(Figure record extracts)

● ● ● ● ●

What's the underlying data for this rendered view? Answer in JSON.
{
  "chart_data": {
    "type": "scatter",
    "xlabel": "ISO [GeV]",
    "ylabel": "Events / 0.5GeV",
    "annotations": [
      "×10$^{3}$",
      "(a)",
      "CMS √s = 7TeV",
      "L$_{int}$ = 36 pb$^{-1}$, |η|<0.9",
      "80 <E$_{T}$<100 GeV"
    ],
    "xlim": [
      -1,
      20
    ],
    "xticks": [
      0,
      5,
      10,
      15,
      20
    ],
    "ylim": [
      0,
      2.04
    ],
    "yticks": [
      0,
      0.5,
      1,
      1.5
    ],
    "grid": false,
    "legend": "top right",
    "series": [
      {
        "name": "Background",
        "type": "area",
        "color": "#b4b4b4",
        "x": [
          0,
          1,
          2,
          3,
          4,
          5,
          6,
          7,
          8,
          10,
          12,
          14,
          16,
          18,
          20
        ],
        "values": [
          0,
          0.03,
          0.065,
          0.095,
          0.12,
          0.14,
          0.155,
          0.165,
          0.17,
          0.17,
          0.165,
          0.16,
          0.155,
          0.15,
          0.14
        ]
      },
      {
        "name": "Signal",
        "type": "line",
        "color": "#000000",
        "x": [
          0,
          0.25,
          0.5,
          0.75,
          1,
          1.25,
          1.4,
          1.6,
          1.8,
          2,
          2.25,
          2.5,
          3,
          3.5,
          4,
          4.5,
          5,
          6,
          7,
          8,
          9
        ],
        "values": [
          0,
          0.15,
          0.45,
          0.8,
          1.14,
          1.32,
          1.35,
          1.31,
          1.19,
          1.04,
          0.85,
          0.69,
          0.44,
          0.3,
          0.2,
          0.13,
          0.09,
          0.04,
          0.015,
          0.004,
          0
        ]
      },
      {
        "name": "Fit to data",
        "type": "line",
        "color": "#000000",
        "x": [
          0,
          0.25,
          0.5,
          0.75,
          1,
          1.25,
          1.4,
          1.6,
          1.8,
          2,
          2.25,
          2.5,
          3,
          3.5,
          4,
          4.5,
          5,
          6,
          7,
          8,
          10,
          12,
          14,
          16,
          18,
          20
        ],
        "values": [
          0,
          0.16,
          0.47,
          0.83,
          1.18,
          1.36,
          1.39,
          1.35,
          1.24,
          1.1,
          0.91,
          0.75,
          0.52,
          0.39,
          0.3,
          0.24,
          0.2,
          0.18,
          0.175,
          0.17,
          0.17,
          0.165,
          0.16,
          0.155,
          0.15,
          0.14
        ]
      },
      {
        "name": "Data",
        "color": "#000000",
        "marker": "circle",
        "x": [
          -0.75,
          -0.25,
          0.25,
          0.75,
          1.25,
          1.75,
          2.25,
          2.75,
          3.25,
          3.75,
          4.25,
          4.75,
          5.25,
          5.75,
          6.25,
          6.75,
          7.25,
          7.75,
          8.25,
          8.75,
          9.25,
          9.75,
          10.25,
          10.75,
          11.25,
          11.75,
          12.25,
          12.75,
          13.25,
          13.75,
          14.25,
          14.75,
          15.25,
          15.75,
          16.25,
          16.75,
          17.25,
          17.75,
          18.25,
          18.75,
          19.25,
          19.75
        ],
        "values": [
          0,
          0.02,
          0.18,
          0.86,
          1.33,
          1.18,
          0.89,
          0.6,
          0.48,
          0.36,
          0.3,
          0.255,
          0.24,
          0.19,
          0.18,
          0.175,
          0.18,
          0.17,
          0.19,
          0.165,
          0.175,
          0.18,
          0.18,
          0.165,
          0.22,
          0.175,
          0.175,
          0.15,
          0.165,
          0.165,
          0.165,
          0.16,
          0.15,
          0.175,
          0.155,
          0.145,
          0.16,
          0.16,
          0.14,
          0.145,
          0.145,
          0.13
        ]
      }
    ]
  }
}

● ● ● ● ●

* **Given task**
Locate each line containing the string "name" and show it.

* **Task result**
        "name": "Background",
        "name": "Signal",
        "name": "Fit to data",
        "name": "Data",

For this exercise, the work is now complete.